WHAT THE TASK ASKS:
Pick out each line containing the string "bottom".

-- BEGIN DATA EXTRACT --

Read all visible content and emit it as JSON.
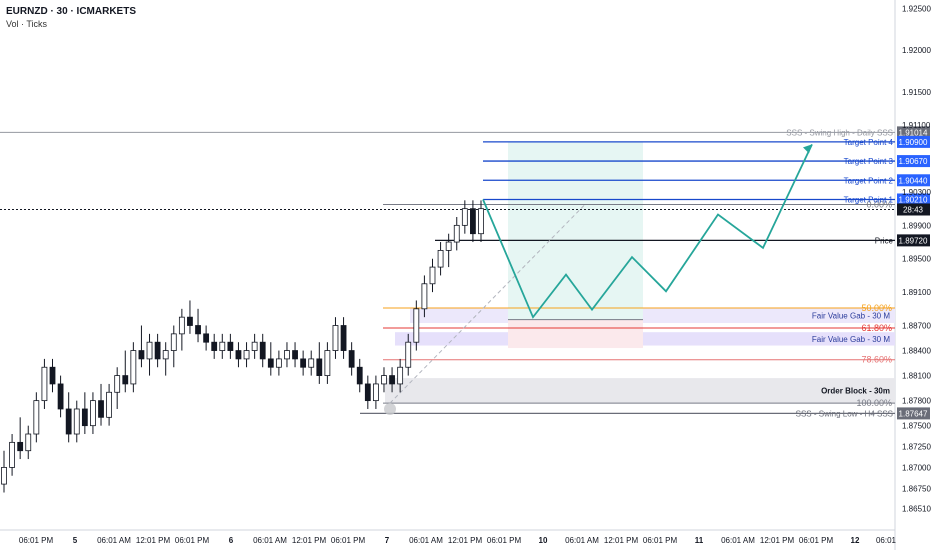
{
  "header": {
    "symbol_line": "EURNZD · 30 · ICMARKETS",
    "indicator_line": "Vol · Ticks"
  },
  "chart_data": {
    "type": "line",
    "title": "EURNZD · 30 · ICMARKETS",
    "ylim": [
      1.8625,
      1.926
    ],
    "price_ticks": [
      "1.92500",
      "1.92000",
      "1.91500",
      "1.91100",
      "1.90300",
      "1.89900",
      "1.89500",
      "1.89100",
      "1.88700",
      "1.88400",
      "1.88100",
      "1.87800",
      "1.87500",
      "1.87250",
      "1.87000",
      "1.86750",
      "1.86510"
    ],
    "time_ticks": [
      "06:01 PM",
      "5",
      "06:01 AM",
      "12:01 PM",
      "06:01 PM",
      "6",
      "06:01 AM",
      "12:01 PM",
      "06:01 PM",
      "7",
      "06:01 AM",
      "12:01 PM",
      "06:01 PM",
      "10",
      "06:01 AM",
      "12:01 PM",
      "06:01 PM",
      "11",
      "06:01 AM",
      "12:01 PM",
      "06:01 PM",
      "12",
      "06:01"
    ],
    "levels": [
      {
        "label": "SSS - Swing High - Daily SSS",
        "price_tag": "1.91014",
        "price": 1.91014,
        "color": "#9598a1",
        "tag_color": "#6a6d78"
      },
      {
        "label": "Target Point 4",
        "price_tag": "1.90900",
        "price": 1.909,
        "color": "#1848cc",
        "tag_color": "#2962ff"
      },
      {
        "label": "Target Point 3",
        "price_tag": "1.90670",
        "price": 1.9067,
        "color": "#1848cc",
        "tag_color": "#2962ff"
      },
      {
        "label": "Target Point 2",
        "price_tag": "1.90440",
        "price": 1.9044,
        "color": "#1848cc",
        "tag_color": "#2962ff"
      },
      {
        "label": "Target Point 1",
        "price_tag": "1.90210",
        "price": 1.9021,
        "color": "#1848cc",
        "tag_color": "#2962ff"
      },
      {
        "label": "Price",
        "price_tag": "1.89720",
        "price": 1.8972,
        "color": "#131722",
        "tag_color": "#131722"
      },
      {
        "label": "SSS - Swing Low - H4 SSS",
        "price_tag": "1.87647",
        "price": 1.87647,
        "color": "#6a6d78",
        "tag_color": "#6a6d78"
      }
    ],
    "current_price": {
      "price": 1.9009,
      "countdown": "28:43"
    },
    "fib": [
      {
        "label": "0.00%",
        "price": 1.9015,
        "color": "#787b86"
      },
      {
        "label": "50.00%",
        "price": 1.8891,
        "color": "#f7a21b"
      },
      {
        "label": "61.80%",
        "price": 1.8867,
        "color": "#e53935"
      },
      {
        "label": "78.60%",
        "price": 1.8829,
        "color": "#e57373"
      },
      {
        "label": "100.00%",
        "price": 1.8777,
        "color": "#787b86"
      }
    ],
    "zones": [
      {
        "label": "Fair Value Gab - 30 M",
        "top": 1.8891,
        "bottom": 1.8873,
        "color": "#ece8fb",
        "text_color": "#2a3b9b"
      },
      {
        "label": "Fair Value Gab - 30 M",
        "top": 1.8862,
        "bottom": 1.8846,
        "color": "#e6e0fb",
        "text_color": "#2a3b9b"
      },
      {
        "label": "Order Block - 30m",
        "top": 1.8807,
        "bottom": 1.8777,
        "color": "#e8e8ec",
        "text_color": "#131722"
      }
    ],
    "projection_path": [
      1.9021,
      1.888,
      1.8931,
      1.8889,
      1.8952,
      1.8911,
      1.9003,
      1.8963,
      1.9087
    ],
    "candles": [
      {
        "o": 1.868,
        "h": 1.872,
        "l": 1.867,
        "c": 1.87
      },
      {
        "o": 1.87,
        "h": 1.874,
        "l": 1.869,
        "c": 1.873
      },
      {
        "o": 1.873,
        "h": 1.876,
        "l": 1.871,
        "c": 1.872
      },
      {
        "o": 1.872,
        "h": 1.875,
        "l": 1.871,
        "c": 1.874
      },
      {
        "o": 1.874,
        "h": 1.879,
        "l": 1.873,
        "c": 1.878
      },
      {
        "o": 1.878,
        "h": 1.883,
        "l": 1.877,
        "c": 1.882
      },
      {
        "o": 1.882,
        "h": 1.883,
        "l": 1.879,
        "c": 1.88
      },
      {
        "o": 1.88,
        "h": 1.881,
        "l": 1.876,
        "c": 1.877
      },
      {
        "o": 1.877,
        "h": 1.879,
        "l": 1.873,
        "c": 1.874
      },
      {
        "o": 1.874,
        "h": 1.878,
        "l": 1.873,
        "c": 1.877
      },
      {
        "o": 1.877,
        "h": 1.879,
        "l": 1.874,
        "c": 1.875
      },
      {
        "o": 1.875,
        "h": 1.879,
        "l": 1.874,
        "c": 1.878
      },
      {
        "o": 1.878,
        "h": 1.88,
        "l": 1.875,
        "c": 1.876
      },
      {
        "o": 1.876,
        "h": 1.88,
        "l": 1.875,
        "c": 1.879
      },
      {
        "o": 1.879,
        "h": 1.882,
        "l": 1.877,
        "c": 1.881
      },
      {
        "o": 1.881,
        "h": 1.884,
        "l": 1.879,
        "c": 1.88
      },
      {
        "o": 1.88,
        "h": 1.885,
        "l": 1.879,
        "c": 1.884
      },
      {
        "o": 1.884,
        "h": 1.887,
        "l": 1.882,
        "c": 1.883
      },
      {
        "o": 1.883,
        "h": 1.886,
        "l": 1.881,
        "c": 1.885
      },
      {
        "o": 1.885,
        "h": 1.886,
        "l": 1.882,
        "c": 1.883
      },
      {
        "o": 1.883,
        "h": 1.885,
        "l": 1.881,
        "c": 1.884
      },
      {
        "o": 1.884,
        "h": 1.887,
        "l": 1.882,
        "c": 1.886
      },
      {
        "o": 1.886,
        "h": 1.889,
        "l": 1.884,
        "c": 1.888
      },
      {
        "o": 1.888,
        "h": 1.89,
        "l": 1.886,
        "c": 1.887
      },
      {
        "o": 1.887,
        "h": 1.889,
        "l": 1.885,
        "c": 1.886
      },
      {
        "o": 1.886,
        "h": 1.887,
        "l": 1.884,
        "c": 1.885
      },
      {
        "o": 1.885,
        "h": 1.886,
        "l": 1.883,
        "c": 1.884
      },
      {
        "o": 1.884,
        "h": 1.886,
        "l": 1.883,
        "c": 1.885
      },
      {
        "o": 1.885,
        "h": 1.886,
        "l": 1.883,
        "c": 1.884
      },
      {
        "o": 1.884,
        "h": 1.885,
        "l": 1.882,
        "c": 1.883
      },
      {
        "o": 1.883,
        "h": 1.885,
        "l": 1.882,
        "c": 1.884
      },
      {
        "o": 1.884,
        "h": 1.886,
        "l": 1.883,
        "c": 1.885
      },
      {
        "o": 1.885,
        "h": 1.886,
        "l": 1.882,
        "c": 1.883
      },
      {
        "o": 1.883,
        "h": 1.885,
        "l": 1.881,
        "c": 1.882
      },
      {
        "o": 1.882,
        "h": 1.884,
        "l": 1.881,
        "c": 1.883
      },
      {
        "o": 1.883,
        "h": 1.885,
        "l": 1.882,
        "c": 1.884
      },
      {
        "o": 1.884,
        "h": 1.885,
        "l": 1.882,
        "c": 1.883
      },
      {
        "o": 1.883,
        "h": 1.884,
        "l": 1.881,
        "c": 1.882
      },
      {
        "o": 1.882,
        "h": 1.884,
        "l": 1.881,
        "c": 1.883
      },
      {
        "o": 1.883,
        "h": 1.885,
        "l": 1.88,
        "c": 1.881
      },
      {
        "o": 1.881,
        "h": 1.885,
        "l": 1.88,
        "c": 1.884
      },
      {
        "o": 1.884,
        "h": 1.888,
        "l": 1.883,
        "c": 1.887
      },
      {
        "o": 1.887,
        "h": 1.888,
        "l": 1.883,
        "c": 1.884
      },
      {
        "o": 1.884,
        "h": 1.885,
        "l": 1.881,
        "c": 1.882
      },
      {
        "o": 1.882,
        "h": 1.883,
        "l": 1.879,
        "c": 1.88
      },
      {
        "o": 1.88,
        "h": 1.881,
        "l": 1.877,
        "c": 1.878
      },
      {
        "o": 1.878,
        "h": 1.881,
        "l": 1.877,
        "c": 1.88
      },
      {
        "o": 1.88,
        "h": 1.882,
        "l": 1.879,
        "c": 1.881
      },
      {
        "o": 1.881,
        "h": 1.882,
        "l": 1.879,
        "c": 1.88
      },
      {
        "o": 1.88,
        "h": 1.883,
        "l": 1.879,
        "c": 1.882
      },
      {
        "o": 1.882,
        "h": 1.886,
        "l": 1.881,
        "c": 1.885
      },
      {
        "o": 1.885,
        "h": 1.89,
        "l": 1.884,
        "c": 1.889
      },
      {
        "o": 1.889,
        "h": 1.893,
        "l": 1.888,
        "c": 1.892
      },
      {
        "o": 1.892,
        "h": 1.895,
        "l": 1.891,
        "c": 1.894
      },
      {
        "o": 1.894,
        "h": 1.897,
        "l": 1.893,
        "c": 1.896
      },
      {
        "o": 1.896,
        "h": 1.898,
        "l": 1.894,
        "c": 1.897
      },
      {
        "o": 1.897,
        "h": 1.9,
        "l": 1.896,
        "c": 1.899
      },
      {
        "o": 1.899,
        "h": 1.902,
        "l": 1.898,
        "c": 1.901
      },
      {
        "o": 1.901,
        "h": 1.902,
        "l": 1.897,
        "c": 1.898
      },
      {
        "o": 1.898,
        "h": 1.902,
        "l": 1.897,
        "c": 1.901
      }
    ]
  }
}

-- END DATA EXTRACT --

SOLVED PROBLEM:
        "bottom": 1.8873,
        "bottom": 1.8846,
        "bottom": 1.8777,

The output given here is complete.